• _STATED GOAL_: Can you pull out the entries verbatim, starting at the very first line of the entries and ending at the line that contains "Point bbox=[136, 709, 159, 723]", with both of those lines included?

• _AVAILABLE DATA_:
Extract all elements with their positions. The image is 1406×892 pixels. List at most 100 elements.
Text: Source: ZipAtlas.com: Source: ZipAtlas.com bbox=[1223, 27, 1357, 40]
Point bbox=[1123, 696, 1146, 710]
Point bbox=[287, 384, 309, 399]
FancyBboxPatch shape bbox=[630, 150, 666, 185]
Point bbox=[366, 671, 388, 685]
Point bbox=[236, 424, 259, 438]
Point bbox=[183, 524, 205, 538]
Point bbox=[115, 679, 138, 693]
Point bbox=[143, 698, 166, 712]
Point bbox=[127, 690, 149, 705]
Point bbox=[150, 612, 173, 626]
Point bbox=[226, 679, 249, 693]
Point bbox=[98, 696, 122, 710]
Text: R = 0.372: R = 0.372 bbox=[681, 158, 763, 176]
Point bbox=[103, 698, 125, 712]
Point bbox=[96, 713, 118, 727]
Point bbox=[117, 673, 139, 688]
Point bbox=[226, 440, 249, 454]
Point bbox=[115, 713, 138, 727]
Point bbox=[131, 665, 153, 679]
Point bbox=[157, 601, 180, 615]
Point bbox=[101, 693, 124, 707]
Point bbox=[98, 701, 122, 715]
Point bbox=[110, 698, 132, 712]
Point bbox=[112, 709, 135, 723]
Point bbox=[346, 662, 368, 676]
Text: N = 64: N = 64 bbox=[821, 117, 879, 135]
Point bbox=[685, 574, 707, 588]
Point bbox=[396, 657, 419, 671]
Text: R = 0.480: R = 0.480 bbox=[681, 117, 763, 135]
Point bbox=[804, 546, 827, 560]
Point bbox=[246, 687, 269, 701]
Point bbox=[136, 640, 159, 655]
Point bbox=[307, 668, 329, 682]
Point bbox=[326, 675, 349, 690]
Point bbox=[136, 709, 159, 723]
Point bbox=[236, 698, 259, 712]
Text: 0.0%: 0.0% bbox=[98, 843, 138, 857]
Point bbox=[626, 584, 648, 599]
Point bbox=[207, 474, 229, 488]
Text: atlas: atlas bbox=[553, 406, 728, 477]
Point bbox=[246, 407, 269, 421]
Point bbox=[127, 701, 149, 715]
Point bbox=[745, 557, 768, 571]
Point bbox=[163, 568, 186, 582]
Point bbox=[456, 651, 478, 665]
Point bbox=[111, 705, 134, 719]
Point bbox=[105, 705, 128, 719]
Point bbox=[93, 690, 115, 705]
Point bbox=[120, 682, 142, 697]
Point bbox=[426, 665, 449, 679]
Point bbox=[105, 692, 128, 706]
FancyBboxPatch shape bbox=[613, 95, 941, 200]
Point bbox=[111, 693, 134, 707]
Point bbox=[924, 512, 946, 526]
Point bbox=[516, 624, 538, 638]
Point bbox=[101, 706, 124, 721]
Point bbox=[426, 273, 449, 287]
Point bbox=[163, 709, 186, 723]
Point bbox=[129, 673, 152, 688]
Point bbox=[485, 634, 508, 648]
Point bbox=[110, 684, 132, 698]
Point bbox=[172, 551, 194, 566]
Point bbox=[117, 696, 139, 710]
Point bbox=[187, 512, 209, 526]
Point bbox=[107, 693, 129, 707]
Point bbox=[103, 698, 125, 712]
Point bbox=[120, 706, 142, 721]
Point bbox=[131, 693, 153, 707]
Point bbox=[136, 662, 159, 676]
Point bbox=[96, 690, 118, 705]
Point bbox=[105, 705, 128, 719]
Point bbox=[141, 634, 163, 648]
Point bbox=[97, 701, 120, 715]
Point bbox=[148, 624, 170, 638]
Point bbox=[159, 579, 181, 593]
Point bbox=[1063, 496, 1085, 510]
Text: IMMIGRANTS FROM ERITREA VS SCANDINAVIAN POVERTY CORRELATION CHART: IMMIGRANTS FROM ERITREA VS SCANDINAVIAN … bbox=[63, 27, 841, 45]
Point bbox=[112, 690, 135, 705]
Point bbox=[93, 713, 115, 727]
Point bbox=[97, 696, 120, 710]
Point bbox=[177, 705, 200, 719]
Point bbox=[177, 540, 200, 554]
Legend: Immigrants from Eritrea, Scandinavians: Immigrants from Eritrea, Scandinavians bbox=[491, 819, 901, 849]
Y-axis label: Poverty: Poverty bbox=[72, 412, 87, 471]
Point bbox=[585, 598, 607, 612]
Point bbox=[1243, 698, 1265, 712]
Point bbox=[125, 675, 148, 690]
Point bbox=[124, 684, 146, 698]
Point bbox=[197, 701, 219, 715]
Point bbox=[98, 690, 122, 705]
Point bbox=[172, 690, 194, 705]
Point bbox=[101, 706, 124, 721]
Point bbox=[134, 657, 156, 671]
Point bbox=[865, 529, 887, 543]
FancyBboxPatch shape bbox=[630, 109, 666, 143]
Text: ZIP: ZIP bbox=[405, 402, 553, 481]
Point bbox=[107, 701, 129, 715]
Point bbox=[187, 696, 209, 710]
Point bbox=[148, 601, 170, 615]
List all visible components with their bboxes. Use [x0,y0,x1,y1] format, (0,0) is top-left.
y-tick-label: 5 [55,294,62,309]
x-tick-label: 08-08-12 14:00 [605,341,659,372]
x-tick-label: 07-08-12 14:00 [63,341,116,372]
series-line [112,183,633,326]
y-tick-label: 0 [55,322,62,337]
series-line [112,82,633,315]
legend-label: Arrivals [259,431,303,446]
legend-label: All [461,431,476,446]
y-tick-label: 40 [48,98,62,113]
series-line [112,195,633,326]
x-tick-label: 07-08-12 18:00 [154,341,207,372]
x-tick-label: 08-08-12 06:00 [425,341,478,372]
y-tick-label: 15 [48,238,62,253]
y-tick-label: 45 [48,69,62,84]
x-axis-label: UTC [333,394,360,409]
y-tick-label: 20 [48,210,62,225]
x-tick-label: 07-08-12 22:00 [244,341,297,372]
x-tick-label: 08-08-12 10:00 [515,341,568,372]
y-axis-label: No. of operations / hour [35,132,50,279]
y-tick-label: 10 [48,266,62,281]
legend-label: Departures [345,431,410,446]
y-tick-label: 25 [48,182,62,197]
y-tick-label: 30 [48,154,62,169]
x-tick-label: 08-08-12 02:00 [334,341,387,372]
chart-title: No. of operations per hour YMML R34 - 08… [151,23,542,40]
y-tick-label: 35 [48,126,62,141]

• _RESULT OF THE TASK_:
Extract all elements with their positions. The image is 1406×892 pixels. List at most 100 elements.
Text: Source: ZipAtlas.com: Source: ZipAtlas.com bbox=[1223, 27, 1357, 40]
Point bbox=[1123, 696, 1146, 710]
Point bbox=[287, 384, 309, 399]
FancyBboxPatch shape bbox=[630, 150, 666, 185]
Point bbox=[366, 671, 388, 685]
Point bbox=[236, 424, 259, 438]
Point bbox=[183, 524, 205, 538]
Point bbox=[115, 679, 138, 693]
Point bbox=[143, 698, 166, 712]
Point bbox=[127, 690, 149, 705]
Point bbox=[150, 612, 173, 626]
Point bbox=[226, 679, 249, 693]
Point bbox=[98, 696, 122, 710]
Text: R = 0.372: R = 0.372 bbox=[681, 158, 763, 176]
Point bbox=[103, 698, 125, 712]
Point bbox=[96, 713, 118, 727]
Point bbox=[117, 673, 139, 688]
Point bbox=[226, 440, 249, 454]
Point bbox=[115, 713, 138, 727]
Point bbox=[131, 665, 153, 679]
Point bbox=[157, 601, 180, 615]
Point bbox=[101, 693, 124, 707]
Point bbox=[98, 701, 122, 715]
Point bbox=[110, 698, 132, 712]
Point bbox=[112, 709, 135, 723]
Point bbox=[346, 662, 368, 676]
Text: N = 64: N = 64 bbox=[821, 117, 879, 135]
Point bbox=[685, 574, 707, 588]
Point bbox=[396, 657, 419, 671]
Text: R = 0.480: R = 0.480 bbox=[681, 117, 763, 135]
Point bbox=[804, 546, 827, 560]
Point bbox=[246, 687, 269, 701]
Point bbox=[136, 640, 159, 655]
Point bbox=[307, 668, 329, 682]
Point bbox=[326, 675, 349, 690]
Point bbox=[136, 709, 159, 723]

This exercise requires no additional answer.